Records that describe figures:
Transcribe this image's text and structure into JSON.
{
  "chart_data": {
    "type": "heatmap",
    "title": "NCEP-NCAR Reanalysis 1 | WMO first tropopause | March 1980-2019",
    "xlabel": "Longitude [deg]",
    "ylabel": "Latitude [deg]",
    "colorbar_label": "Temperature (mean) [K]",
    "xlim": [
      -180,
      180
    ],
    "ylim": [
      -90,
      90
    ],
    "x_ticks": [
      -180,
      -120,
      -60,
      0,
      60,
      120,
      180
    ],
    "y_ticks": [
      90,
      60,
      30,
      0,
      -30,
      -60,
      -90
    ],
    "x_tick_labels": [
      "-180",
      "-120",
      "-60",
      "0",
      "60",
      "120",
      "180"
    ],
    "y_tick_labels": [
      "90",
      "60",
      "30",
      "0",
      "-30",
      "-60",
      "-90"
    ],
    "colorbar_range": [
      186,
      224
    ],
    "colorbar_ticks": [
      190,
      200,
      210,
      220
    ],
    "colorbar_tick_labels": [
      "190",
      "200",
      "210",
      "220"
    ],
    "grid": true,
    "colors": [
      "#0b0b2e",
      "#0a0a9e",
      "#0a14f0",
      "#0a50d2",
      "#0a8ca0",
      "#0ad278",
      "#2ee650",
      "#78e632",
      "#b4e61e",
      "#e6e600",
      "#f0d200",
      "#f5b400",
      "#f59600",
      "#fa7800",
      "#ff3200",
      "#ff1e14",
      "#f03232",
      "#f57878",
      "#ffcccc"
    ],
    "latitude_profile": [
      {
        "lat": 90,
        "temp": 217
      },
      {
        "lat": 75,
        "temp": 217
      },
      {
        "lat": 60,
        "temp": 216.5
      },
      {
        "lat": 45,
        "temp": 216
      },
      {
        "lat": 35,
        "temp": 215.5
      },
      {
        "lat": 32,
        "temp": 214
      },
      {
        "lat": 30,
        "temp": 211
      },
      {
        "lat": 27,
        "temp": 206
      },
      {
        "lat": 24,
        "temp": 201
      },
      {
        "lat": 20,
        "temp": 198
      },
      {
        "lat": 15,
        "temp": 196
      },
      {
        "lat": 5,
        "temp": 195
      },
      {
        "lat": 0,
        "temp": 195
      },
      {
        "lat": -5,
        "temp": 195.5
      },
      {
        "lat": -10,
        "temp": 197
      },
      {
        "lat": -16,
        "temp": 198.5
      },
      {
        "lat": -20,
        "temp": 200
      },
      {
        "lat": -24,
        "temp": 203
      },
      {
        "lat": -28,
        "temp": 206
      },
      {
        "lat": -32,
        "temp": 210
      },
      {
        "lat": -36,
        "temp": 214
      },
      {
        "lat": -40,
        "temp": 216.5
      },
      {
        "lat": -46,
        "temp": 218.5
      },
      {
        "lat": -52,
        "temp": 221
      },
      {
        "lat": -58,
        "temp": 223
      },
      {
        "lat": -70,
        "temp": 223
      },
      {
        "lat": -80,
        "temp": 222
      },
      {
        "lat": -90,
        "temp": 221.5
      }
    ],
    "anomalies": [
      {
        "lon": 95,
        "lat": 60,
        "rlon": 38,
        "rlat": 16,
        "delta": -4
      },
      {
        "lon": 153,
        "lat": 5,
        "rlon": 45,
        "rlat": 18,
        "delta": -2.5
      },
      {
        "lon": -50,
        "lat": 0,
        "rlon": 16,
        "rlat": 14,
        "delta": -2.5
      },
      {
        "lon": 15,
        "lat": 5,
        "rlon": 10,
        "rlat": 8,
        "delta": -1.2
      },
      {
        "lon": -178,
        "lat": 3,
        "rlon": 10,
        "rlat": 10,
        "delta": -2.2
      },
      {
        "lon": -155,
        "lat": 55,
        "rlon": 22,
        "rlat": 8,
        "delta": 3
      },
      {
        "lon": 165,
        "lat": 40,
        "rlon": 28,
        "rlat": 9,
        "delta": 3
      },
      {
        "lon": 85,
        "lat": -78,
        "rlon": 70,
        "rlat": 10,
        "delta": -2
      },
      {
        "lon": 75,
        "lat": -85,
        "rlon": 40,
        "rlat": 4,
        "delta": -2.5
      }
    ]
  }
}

---

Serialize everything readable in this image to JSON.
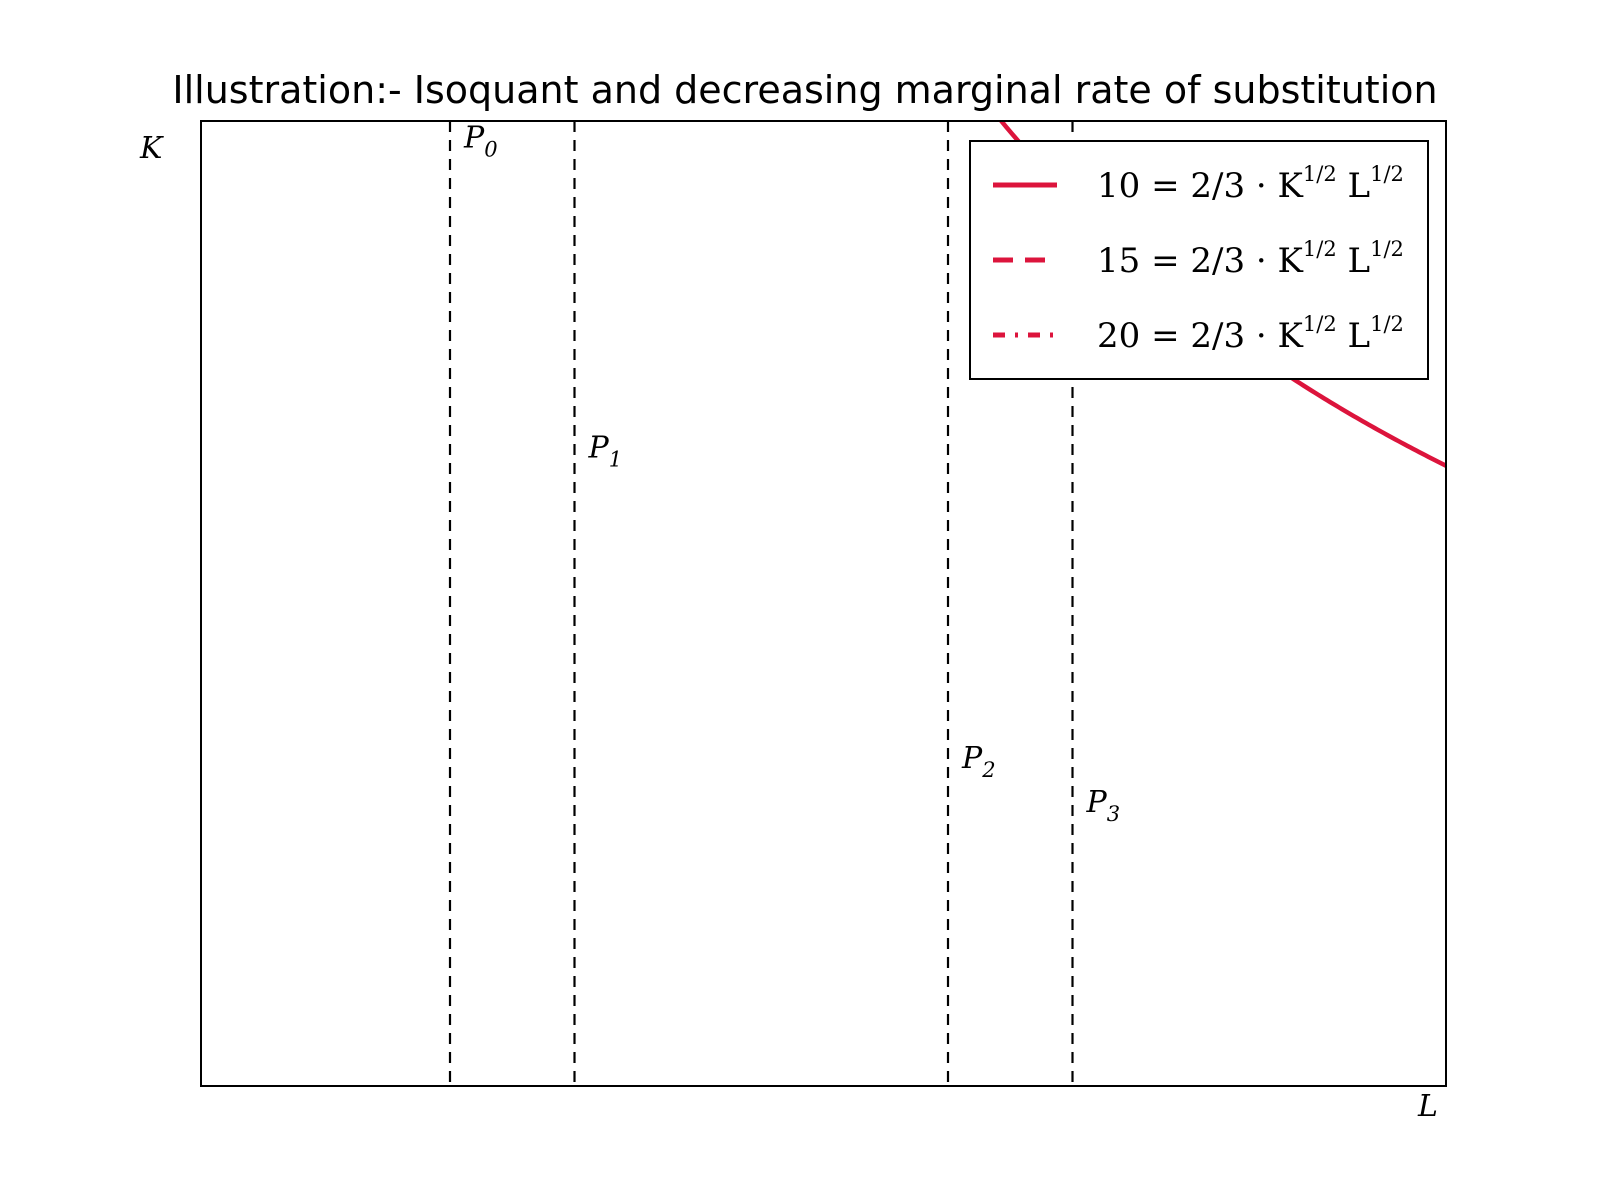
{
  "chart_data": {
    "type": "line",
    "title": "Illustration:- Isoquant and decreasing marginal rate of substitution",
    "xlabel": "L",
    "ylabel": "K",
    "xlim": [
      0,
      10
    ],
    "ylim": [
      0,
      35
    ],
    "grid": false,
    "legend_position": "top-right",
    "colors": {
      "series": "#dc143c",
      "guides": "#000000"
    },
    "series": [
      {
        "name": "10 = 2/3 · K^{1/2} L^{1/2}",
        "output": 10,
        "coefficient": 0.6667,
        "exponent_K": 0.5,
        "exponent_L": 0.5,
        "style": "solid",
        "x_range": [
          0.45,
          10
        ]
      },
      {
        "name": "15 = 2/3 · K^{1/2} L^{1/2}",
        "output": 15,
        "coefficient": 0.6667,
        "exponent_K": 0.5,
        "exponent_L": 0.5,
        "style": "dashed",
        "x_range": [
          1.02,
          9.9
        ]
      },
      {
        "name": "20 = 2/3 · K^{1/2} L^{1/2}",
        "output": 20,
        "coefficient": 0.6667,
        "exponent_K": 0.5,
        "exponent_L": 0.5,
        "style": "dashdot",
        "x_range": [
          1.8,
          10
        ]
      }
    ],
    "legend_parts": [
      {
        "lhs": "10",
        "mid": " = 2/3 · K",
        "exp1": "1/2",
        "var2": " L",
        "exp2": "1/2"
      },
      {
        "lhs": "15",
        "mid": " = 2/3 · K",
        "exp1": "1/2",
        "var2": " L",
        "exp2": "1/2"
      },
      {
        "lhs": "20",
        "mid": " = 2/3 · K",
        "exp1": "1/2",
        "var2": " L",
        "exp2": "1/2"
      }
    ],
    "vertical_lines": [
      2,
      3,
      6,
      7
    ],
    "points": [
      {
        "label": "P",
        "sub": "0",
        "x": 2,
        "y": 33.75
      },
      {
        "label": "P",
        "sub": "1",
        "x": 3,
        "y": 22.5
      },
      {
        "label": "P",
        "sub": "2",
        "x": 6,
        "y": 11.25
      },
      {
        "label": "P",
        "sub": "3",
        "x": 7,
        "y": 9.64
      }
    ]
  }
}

---

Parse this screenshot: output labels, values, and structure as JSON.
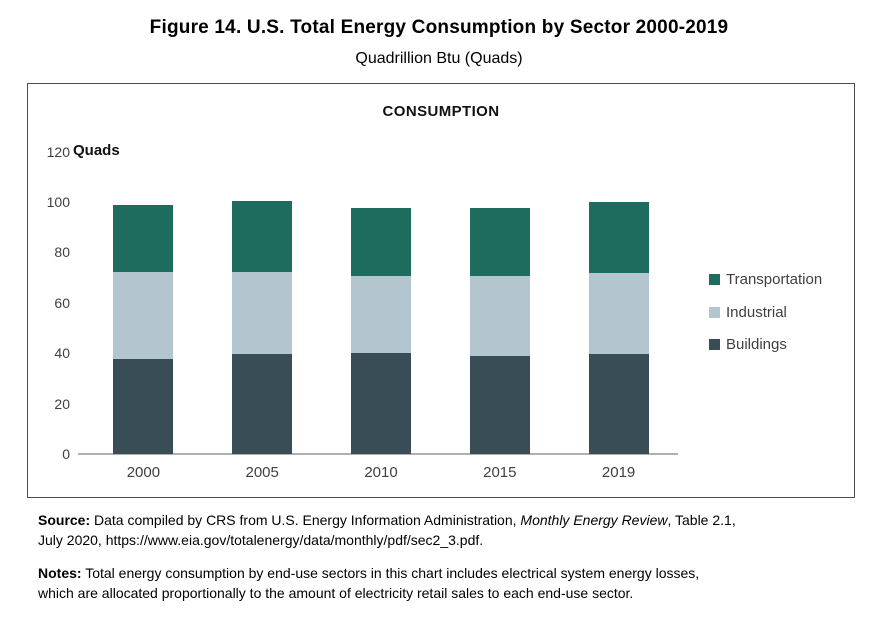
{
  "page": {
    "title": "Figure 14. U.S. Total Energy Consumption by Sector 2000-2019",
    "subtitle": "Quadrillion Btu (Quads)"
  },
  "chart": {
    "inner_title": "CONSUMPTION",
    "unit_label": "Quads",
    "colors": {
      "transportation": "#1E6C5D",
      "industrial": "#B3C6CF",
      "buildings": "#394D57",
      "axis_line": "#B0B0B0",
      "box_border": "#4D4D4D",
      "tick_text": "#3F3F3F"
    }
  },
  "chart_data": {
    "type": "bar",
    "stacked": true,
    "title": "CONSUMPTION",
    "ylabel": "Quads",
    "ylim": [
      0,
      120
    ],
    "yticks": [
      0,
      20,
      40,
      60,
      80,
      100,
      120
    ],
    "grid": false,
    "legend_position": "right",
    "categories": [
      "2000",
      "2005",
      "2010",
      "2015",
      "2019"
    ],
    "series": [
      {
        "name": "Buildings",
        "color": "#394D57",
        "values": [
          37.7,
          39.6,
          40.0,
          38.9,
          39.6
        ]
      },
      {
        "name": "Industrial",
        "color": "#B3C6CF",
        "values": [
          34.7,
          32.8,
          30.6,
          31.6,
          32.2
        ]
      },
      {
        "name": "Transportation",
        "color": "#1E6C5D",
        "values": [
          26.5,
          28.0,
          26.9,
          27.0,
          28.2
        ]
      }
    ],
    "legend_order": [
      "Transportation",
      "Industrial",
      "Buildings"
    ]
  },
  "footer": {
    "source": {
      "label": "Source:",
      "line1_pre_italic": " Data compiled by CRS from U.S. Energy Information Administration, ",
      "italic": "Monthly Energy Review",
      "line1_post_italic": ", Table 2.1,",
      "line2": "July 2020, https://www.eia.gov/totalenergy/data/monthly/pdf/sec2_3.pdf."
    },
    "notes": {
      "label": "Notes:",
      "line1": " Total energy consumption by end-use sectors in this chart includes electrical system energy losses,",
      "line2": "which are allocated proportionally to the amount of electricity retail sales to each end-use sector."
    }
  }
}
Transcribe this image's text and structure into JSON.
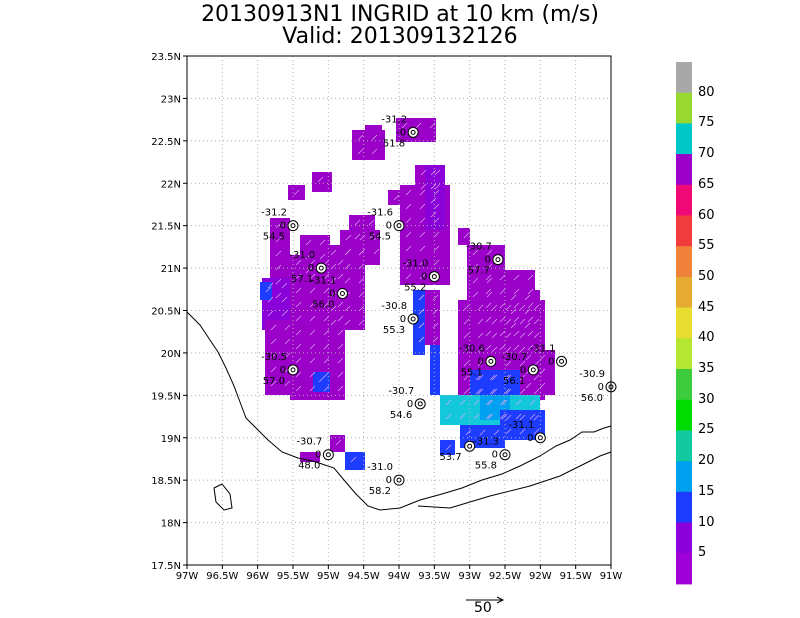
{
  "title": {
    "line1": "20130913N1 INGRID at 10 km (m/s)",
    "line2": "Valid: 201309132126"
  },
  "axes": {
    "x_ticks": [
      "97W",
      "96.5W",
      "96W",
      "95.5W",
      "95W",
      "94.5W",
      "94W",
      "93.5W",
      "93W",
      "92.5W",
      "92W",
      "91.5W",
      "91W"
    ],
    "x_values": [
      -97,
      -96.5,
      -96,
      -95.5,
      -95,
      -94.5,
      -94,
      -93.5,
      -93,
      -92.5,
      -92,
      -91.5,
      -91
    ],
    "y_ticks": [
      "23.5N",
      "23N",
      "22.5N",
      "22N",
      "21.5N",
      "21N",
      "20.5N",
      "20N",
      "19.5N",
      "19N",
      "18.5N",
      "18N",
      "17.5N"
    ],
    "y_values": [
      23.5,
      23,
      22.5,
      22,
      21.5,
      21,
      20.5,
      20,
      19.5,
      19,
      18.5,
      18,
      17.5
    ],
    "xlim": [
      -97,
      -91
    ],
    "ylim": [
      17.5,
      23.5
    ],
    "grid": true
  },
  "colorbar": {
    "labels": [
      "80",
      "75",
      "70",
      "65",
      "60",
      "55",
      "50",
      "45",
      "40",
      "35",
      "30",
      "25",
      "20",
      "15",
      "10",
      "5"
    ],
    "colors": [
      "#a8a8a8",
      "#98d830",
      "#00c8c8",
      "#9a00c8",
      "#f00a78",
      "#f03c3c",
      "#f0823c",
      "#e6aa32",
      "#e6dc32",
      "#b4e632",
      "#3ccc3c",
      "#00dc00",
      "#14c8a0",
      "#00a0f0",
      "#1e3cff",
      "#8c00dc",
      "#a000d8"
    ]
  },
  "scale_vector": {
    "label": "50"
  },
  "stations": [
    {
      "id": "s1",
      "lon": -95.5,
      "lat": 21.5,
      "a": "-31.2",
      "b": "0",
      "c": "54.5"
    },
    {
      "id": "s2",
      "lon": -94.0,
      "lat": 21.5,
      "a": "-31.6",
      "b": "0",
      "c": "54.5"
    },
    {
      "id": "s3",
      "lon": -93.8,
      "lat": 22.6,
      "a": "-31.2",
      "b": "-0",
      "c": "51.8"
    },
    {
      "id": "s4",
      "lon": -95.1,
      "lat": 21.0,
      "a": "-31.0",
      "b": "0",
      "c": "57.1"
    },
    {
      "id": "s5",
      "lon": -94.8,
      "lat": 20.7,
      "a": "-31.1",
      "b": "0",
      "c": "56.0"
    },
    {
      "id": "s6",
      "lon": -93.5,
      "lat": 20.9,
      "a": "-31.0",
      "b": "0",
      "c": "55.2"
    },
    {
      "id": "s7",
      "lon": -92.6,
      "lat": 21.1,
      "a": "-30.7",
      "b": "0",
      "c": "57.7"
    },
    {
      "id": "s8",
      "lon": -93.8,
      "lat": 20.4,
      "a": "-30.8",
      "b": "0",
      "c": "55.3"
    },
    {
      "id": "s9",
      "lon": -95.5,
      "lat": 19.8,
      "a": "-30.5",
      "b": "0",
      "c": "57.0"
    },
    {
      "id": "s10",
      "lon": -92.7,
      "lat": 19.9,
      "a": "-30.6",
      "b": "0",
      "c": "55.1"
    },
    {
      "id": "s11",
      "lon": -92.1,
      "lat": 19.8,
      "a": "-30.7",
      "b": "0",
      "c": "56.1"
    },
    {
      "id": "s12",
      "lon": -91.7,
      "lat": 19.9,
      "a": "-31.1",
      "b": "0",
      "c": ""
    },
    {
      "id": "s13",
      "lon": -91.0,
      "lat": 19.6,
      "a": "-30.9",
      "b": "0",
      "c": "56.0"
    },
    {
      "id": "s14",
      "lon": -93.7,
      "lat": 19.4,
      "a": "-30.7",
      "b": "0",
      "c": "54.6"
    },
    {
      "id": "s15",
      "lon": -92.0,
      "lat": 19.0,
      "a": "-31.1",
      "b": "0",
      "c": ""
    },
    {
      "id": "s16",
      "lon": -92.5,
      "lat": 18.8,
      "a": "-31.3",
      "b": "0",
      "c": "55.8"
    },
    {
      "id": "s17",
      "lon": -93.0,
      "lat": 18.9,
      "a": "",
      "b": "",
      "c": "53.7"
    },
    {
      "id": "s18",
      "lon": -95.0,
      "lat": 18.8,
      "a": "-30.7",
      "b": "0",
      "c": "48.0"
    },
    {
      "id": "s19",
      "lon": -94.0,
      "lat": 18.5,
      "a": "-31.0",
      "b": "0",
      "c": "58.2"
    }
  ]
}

▶ **Your goal**:
Indicate how many lines of the material contain the string "right", giving the number and nothing more.

▶ **Final answer**:
2